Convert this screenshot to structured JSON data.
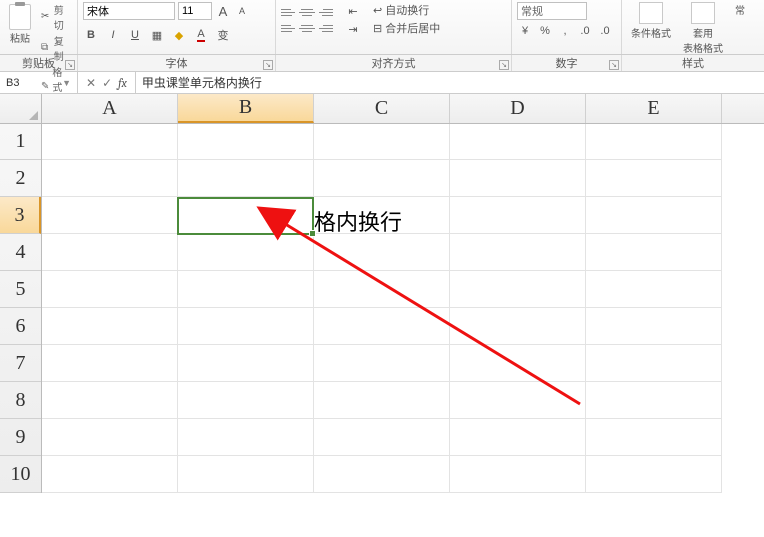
{
  "ribbon": {
    "clipboard": {
      "paste": "粘贴",
      "cut": "剪切",
      "copy": "复制",
      "format_painter": "格式刷",
      "group": "剪贴板"
    },
    "font": {
      "name": "宋体",
      "size": "11",
      "increase": "A",
      "decrease": "A",
      "bold": "B",
      "italic": "I",
      "underline": "U",
      "group": "字体"
    },
    "alignment": {
      "wrap": "自动换行",
      "merge": "合并后居中",
      "group": "对齐方式"
    },
    "number": {
      "format": "常规",
      "group": "数字"
    },
    "styles": {
      "cond": "条件格式",
      "table": "套用\n表格格式",
      "cell_style": "常",
      "group": "样式"
    }
  },
  "namebox": "B3",
  "formula": "甲虫课堂单元格内换行",
  "columns": [
    "A",
    "B",
    "C",
    "D",
    "E"
  ],
  "rows": [
    "1",
    "2",
    "3",
    "4",
    "5",
    "6",
    "7",
    "8",
    "9",
    "10"
  ],
  "cell_text": "甲虫课堂单元格内换行",
  "active": {
    "col": 1,
    "row": 2
  }
}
------------------------------------
▶ **EXERCISE**:
Quote every record above exactly, omitting any pictures they contain.

▶ **EXERCISE OUTPUT**:
Convert this screenshot to structured JSON data.
{
  "ribbon": {
    "clipboard": {
      "paste": "粘贴",
      "cut": "剪切",
      "copy": "复制",
      "format_painter": "格式刷",
      "group": "剪贴板"
    },
    "font": {
      "name": "宋体",
      "size": "11",
      "increase": "A",
      "decrease": "A",
      "bold": "B",
      "italic": "I",
      "underline": "U",
      "group": "字体"
    },
    "alignment": {
      "wrap": "自动换行",
      "merge": "合并后居中",
      "group": "对齐方式"
    },
    "number": {
      "format": "常规",
      "group": "数字"
    },
    "styles": {
      "cond": "条件格式",
      "table": "套用\n表格格式",
      "cell_style": "常",
      "group": "样式"
    }
  },
  "namebox": "B3",
  "formula": "甲虫课堂单元格内换行",
  "columns": [
    "A",
    "B",
    "C",
    "D",
    "E"
  ],
  "rows": [
    "1",
    "2",
    "3",
    "4",
    "5",
    "6",
    "7",
    "8",
    "9",
    "10"
  ],
  "cell_text": "甲虫课堂单元格内换行",
  "active": {
    "col": 1,
    "row": 2
  }
}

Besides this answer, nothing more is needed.